From the entries below, extract every line that includes the word "with".

──────── DATASET ────────

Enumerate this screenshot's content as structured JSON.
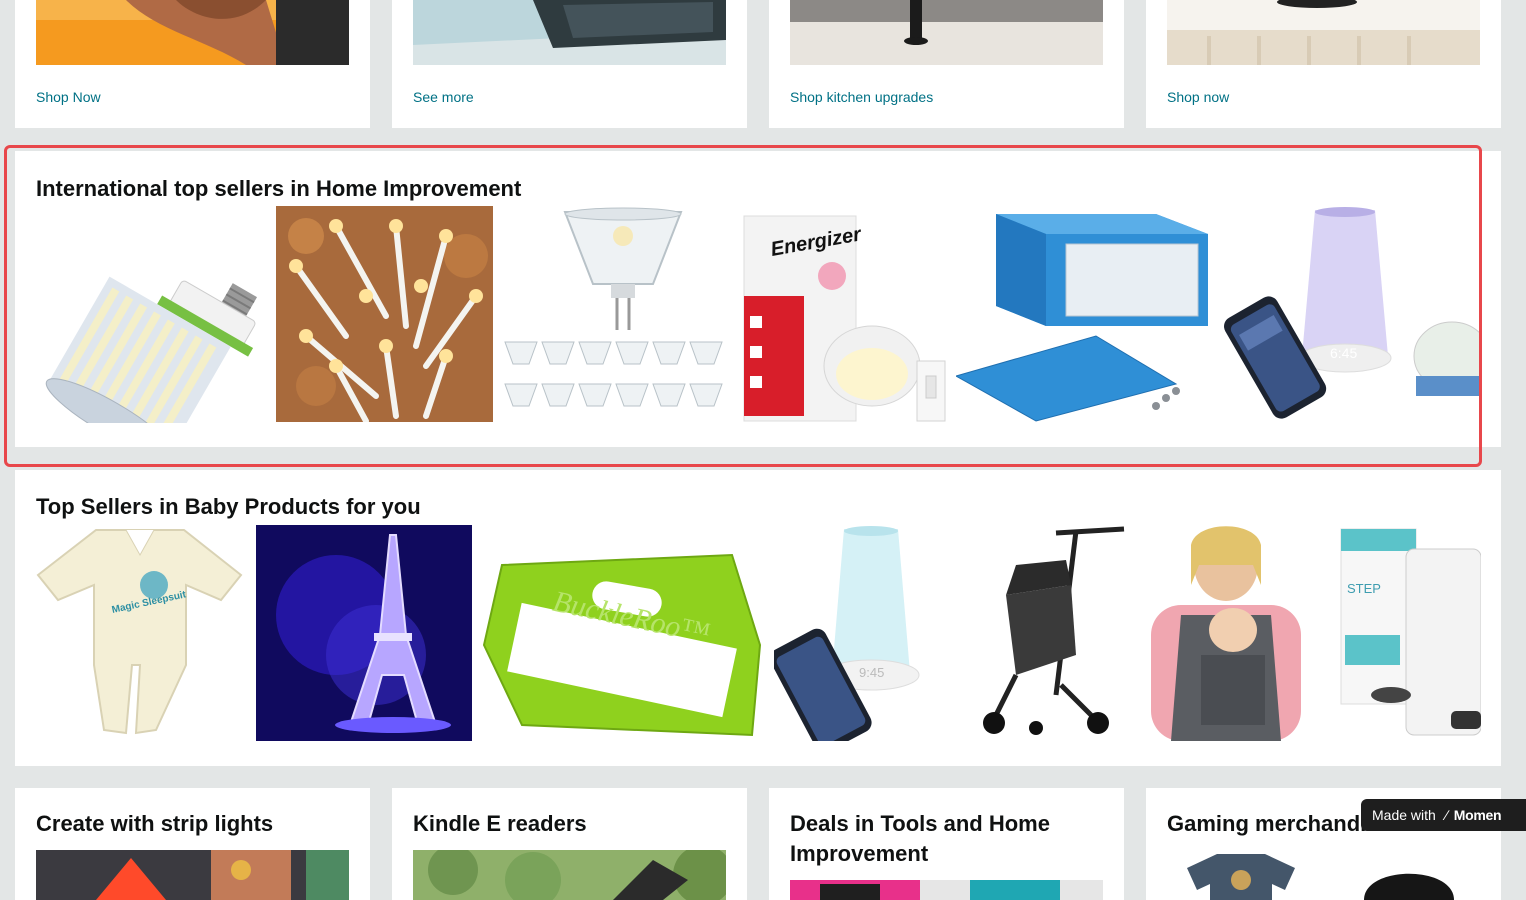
{
  "top_row": {
    "links": [
      "Shop Now",
      "See more",
      "Shop kitchen upgrades",
      "Shop now"
    ]
  },
  "intl_section": {
    "title": "International top sellers in Home Improvement",
    "products": [
      "corn-led-bulb",
      "string-lights",
      "mr16-bulb-pack",
      "energizer-puck-light",
      "blue-project-enclosure",
      "sunrise-alarm-light"
    ]
  },
  "baby_section": {
    "title": "Top Sellers in Baby Products for you",
    "products": [
      "sleep-suit",
      "eiffel-tower-night-light",
      "buckleroo-buckle-guard",
      "hatch-rest-light",
      "compact-stroller",
      "baby-carrier",
      "diaper-pail"
    ],
    "buckleroo_text": "BuckleRoo™",
    "sleepsuit_text": "Magic Sleepsuit",
    "pail_text": "STEP"
  },
  "bottom_row": {
    "cards": [
      {
        "title": "Create with strip lights"
      },
      {
        "title": "Kindle E readers"
      },
      {
        "title": "Deals in Tools and Home Improvement"
      },
      {
        "title": "Gaming merchandise"
      }
    ]
  },
  "badge": {
    "prefix": "Made with",
    "brand": "Momen"
  },
  "colors": {
    "link": "#007185",
    "page_bg": "#e3e6e6",
    "highlight": "#e8474b",
    "energizer_red": "#d81e2a",
    "enclosure_blue": "#2f8fd6",
    "buckleroo_green": "#8fd11e"
  }
}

────────

ANSWER BELOW =>
        "title": "Create with strip lights"
    "prefix": "Made with",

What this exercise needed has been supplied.